#### CHALLENGE:
Output the line that contains "Parse this screenshot: output" and every line after it to the end of the entries, with nothing added or left out.

[START AVAILABLE RECORDS]

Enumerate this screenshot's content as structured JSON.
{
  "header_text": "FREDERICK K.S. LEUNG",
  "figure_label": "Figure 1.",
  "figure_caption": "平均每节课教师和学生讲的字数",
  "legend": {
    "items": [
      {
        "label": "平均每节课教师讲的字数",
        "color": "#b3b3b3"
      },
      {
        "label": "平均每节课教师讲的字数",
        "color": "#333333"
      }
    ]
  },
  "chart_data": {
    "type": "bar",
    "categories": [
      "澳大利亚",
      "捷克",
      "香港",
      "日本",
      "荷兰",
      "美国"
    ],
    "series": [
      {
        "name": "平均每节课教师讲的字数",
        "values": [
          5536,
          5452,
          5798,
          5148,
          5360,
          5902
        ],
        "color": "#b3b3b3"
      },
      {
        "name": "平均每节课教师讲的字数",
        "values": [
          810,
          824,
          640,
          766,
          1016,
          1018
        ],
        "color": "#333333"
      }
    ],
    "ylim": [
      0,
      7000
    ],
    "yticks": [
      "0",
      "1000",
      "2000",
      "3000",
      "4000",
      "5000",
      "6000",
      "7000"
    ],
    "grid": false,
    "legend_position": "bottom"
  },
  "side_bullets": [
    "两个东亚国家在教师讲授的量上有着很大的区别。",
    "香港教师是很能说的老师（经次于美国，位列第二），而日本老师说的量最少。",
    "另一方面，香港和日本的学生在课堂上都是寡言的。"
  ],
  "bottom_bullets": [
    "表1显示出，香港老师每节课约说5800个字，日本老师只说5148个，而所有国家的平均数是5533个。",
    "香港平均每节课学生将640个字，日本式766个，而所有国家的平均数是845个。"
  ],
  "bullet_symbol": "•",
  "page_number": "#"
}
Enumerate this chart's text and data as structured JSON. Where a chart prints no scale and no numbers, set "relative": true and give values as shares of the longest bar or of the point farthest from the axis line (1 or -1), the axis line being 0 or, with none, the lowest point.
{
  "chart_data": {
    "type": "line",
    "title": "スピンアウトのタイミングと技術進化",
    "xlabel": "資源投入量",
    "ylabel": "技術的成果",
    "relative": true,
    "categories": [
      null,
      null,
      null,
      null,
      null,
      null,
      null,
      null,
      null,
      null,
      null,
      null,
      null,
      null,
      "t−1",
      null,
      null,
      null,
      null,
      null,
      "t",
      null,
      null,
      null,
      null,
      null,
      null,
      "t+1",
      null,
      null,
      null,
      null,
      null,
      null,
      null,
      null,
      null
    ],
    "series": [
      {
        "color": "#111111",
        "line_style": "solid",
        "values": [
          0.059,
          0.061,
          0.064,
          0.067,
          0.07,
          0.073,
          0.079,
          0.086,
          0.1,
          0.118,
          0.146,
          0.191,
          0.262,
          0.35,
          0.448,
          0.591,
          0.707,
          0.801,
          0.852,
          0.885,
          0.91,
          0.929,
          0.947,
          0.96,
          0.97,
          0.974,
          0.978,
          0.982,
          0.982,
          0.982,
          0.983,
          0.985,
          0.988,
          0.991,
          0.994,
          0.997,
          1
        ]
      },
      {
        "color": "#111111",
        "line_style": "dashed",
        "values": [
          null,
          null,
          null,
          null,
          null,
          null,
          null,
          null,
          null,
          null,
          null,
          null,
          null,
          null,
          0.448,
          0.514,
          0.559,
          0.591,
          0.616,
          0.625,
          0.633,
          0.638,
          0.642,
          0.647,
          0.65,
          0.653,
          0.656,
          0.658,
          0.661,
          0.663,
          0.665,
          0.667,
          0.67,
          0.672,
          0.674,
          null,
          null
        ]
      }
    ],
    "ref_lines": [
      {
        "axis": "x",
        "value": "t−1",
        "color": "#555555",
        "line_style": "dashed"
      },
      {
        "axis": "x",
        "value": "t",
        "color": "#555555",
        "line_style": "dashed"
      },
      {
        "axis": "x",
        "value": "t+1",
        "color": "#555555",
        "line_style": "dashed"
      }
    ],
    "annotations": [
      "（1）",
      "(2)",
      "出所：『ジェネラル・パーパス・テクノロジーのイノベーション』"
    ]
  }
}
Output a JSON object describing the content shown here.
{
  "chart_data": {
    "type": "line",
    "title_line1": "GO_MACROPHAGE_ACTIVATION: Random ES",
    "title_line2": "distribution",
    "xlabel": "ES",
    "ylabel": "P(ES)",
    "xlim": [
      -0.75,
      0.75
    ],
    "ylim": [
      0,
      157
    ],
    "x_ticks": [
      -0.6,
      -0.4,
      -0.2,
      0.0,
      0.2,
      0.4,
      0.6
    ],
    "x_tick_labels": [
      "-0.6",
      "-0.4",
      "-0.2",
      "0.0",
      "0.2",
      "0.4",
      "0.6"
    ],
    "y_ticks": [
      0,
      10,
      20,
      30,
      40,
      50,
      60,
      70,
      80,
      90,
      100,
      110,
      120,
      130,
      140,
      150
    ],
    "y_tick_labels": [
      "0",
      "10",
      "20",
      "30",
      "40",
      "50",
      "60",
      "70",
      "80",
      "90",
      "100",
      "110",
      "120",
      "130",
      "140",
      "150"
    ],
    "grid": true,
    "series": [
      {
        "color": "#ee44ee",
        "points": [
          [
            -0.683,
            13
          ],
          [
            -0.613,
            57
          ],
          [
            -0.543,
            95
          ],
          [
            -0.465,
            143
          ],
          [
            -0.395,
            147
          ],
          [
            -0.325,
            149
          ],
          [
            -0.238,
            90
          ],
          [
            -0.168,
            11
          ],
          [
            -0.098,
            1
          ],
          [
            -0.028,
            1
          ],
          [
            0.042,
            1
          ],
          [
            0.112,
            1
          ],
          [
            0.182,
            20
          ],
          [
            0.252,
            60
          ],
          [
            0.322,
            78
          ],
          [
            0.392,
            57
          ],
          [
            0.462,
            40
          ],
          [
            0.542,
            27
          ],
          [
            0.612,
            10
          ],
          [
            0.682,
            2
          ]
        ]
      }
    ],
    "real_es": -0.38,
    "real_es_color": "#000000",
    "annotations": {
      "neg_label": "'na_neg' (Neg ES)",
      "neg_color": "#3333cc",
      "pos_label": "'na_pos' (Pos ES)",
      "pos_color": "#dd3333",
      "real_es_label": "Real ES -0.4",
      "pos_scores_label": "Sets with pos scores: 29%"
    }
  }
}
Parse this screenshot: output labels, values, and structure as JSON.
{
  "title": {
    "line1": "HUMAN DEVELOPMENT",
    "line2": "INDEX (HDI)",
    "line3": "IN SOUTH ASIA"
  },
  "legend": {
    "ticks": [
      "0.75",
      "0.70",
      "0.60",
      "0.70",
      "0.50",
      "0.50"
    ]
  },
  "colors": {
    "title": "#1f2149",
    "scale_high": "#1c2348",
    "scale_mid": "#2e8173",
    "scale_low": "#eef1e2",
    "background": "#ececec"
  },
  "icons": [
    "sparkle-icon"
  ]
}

[END AVAILABLE RECORDS]

#### ANSWER FOR THE TASK:
Parse this screenshot: output labels, values, and structure as JSON.
{
  "title": {
    "line1": "HUMAN DEVELOPMENT",
    "line2": "INDEX (HDI)",
    "line3": "IN SOUTH ASIA"
  },
  "legend": {
    "ticks": [
      "0.75",
      "0.70",
      "0.60",
      "0.70",
      "0.50",
      "0.50"
    ]
  },
  "colors": {
    "title": "#1f2149",
    "scale_high": "#1c2348",
    "scale_mid": "#2e8173",
    "scale_low": "#eef1e2",
    "background": "#ececec"
  },
  "icons": [
    "sparkle-icon"
  ]
}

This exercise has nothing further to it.